■ 読む抜粋 ■
これは最悪のケースではありますが、正直、私は過去の阪神大震災や東日本大震災の死亡人数と比較しても、想像を超える死者数が想定されたことに驚きを隠せません。
そこでどのぐらい驚愕の規模の被害が今回想定されたか、冷静に数値で解析してみたいと思います。
その都府県の死者数(行方不明者数含む)をその都府県の人口で割れば災害時の死亡率が計算されます。
阪神・淡路大震災時の兵庫県の場合、死者(6,402人)+行方不明者数(3人)を当時(1990年)の兵庫県の国調人口(5,405,040人)で割ると、災害死亡率0.12%でありました。
一方、東日本大震災の現在の死者数、行方不明者数は以下の警察庁緊急災害警備本部広報資料で確認できます。
平成23年(2011年)東北地方太平洋沖地震の被害状況と警察措置
http://www.npa.go.jp/archive/keibi/biki/higaijokyo.pdf
ここから都県別で死者数(行方不明者数含む)と各都県における死亡率を計算して表にしました。

■ 取り組む課題 ■
震災の死亡率についての抜粋によると、阪神・淡路大震災時の兵庫県の災害死亡率は何%だったか。 この資料は上の抜粋とは関係がない。

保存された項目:
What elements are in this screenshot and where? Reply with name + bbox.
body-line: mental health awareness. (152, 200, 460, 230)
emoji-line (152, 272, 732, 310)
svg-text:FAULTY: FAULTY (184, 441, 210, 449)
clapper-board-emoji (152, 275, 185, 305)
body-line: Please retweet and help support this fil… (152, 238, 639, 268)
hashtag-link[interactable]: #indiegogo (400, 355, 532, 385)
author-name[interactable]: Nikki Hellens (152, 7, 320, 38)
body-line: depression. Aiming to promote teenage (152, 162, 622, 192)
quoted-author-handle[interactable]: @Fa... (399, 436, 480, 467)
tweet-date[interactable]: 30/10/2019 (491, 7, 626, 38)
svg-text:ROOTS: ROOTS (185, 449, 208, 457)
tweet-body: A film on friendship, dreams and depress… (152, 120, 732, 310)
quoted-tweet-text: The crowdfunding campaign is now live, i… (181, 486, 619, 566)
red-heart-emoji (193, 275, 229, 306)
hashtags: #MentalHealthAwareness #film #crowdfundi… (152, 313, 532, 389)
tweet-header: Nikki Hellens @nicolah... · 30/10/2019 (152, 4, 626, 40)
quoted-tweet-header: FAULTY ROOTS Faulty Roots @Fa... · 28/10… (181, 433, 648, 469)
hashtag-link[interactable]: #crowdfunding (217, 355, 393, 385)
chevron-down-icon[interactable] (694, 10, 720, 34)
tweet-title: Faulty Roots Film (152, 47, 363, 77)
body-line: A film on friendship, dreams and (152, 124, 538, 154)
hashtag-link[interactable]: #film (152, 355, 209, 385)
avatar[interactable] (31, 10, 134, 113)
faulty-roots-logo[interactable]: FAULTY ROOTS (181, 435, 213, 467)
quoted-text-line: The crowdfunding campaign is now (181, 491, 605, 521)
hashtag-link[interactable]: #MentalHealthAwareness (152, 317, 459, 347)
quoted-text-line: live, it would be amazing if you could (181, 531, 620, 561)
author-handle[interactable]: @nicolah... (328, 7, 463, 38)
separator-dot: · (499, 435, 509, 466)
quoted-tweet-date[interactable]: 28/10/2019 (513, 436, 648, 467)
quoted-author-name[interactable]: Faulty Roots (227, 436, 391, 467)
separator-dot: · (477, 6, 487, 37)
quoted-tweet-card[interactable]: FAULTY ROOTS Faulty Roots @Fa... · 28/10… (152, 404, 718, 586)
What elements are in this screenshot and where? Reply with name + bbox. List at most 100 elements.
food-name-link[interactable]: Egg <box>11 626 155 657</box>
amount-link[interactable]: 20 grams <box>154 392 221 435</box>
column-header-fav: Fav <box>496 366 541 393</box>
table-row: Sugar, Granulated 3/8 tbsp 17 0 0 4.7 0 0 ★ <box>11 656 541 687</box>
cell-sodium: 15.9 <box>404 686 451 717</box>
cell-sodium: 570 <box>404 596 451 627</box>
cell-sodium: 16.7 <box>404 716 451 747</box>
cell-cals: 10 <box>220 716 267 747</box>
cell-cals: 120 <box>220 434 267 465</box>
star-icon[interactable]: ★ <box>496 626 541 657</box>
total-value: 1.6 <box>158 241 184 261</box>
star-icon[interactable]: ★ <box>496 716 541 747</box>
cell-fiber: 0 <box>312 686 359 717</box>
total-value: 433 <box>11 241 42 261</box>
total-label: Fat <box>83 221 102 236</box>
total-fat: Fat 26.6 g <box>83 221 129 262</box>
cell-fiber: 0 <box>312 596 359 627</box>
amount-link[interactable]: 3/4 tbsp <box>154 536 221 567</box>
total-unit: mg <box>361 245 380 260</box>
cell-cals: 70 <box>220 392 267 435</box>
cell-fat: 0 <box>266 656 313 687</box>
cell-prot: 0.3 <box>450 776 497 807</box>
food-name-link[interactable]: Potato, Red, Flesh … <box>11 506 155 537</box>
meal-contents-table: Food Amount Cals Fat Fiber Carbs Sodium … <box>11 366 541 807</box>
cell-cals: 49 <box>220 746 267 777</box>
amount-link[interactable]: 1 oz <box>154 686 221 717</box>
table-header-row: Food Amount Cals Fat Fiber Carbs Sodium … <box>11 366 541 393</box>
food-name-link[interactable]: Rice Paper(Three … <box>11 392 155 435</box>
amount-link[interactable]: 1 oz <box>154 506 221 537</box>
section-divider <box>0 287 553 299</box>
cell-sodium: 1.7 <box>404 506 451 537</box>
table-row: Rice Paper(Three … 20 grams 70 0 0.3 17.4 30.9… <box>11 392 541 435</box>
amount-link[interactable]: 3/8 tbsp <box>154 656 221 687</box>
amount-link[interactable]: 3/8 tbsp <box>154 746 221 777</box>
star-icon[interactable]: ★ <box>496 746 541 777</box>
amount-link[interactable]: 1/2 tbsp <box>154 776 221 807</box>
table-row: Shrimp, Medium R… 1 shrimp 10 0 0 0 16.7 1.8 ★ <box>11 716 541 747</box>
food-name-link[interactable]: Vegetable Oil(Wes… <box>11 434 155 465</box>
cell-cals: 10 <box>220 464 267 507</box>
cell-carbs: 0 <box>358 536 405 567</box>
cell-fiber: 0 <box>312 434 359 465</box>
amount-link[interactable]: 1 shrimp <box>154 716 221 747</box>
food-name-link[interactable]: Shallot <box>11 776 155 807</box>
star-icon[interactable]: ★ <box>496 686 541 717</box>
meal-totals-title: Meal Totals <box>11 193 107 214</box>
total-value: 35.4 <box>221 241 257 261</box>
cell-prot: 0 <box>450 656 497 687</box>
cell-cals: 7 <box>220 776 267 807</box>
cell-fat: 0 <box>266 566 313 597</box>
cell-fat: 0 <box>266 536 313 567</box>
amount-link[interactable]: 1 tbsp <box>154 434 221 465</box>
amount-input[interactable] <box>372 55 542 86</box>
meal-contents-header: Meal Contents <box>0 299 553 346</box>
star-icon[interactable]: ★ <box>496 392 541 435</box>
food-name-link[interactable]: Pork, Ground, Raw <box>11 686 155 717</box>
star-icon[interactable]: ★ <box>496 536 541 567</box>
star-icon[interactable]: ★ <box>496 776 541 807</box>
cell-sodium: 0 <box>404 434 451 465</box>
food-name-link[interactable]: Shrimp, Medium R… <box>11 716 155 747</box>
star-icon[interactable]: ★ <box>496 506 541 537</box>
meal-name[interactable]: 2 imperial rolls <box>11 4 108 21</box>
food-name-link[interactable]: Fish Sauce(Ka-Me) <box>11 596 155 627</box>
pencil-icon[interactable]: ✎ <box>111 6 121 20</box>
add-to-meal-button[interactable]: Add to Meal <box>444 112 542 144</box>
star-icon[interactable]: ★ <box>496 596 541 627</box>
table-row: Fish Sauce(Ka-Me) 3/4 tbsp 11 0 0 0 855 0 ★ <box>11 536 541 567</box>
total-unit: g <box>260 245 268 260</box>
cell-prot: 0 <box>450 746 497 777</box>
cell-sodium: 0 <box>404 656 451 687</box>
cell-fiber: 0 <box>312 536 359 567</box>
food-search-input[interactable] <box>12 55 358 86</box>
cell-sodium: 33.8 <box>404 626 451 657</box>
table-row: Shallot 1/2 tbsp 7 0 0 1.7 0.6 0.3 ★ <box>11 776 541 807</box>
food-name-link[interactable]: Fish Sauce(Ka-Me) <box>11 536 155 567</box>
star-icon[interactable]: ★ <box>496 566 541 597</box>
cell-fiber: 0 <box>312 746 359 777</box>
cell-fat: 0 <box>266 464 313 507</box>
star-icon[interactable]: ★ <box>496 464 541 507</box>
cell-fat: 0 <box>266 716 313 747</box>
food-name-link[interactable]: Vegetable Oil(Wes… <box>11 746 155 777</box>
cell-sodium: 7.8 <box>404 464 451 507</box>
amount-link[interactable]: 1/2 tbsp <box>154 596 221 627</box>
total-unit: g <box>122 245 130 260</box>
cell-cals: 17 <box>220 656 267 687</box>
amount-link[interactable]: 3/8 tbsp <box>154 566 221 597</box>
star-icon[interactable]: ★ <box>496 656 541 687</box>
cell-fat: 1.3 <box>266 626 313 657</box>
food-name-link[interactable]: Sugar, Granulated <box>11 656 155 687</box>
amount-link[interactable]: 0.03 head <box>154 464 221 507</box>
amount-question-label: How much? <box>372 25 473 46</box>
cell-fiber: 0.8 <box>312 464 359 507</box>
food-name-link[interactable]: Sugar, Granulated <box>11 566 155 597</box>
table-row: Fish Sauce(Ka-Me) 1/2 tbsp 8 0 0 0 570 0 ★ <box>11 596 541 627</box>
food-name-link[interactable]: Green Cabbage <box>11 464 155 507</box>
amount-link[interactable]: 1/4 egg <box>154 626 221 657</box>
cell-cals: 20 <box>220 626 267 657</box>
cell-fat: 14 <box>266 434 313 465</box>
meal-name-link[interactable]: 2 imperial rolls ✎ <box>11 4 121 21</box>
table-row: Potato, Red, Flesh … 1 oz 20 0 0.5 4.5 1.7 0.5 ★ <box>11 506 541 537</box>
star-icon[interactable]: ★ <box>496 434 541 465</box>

■ 解答 ■
0.12%だった。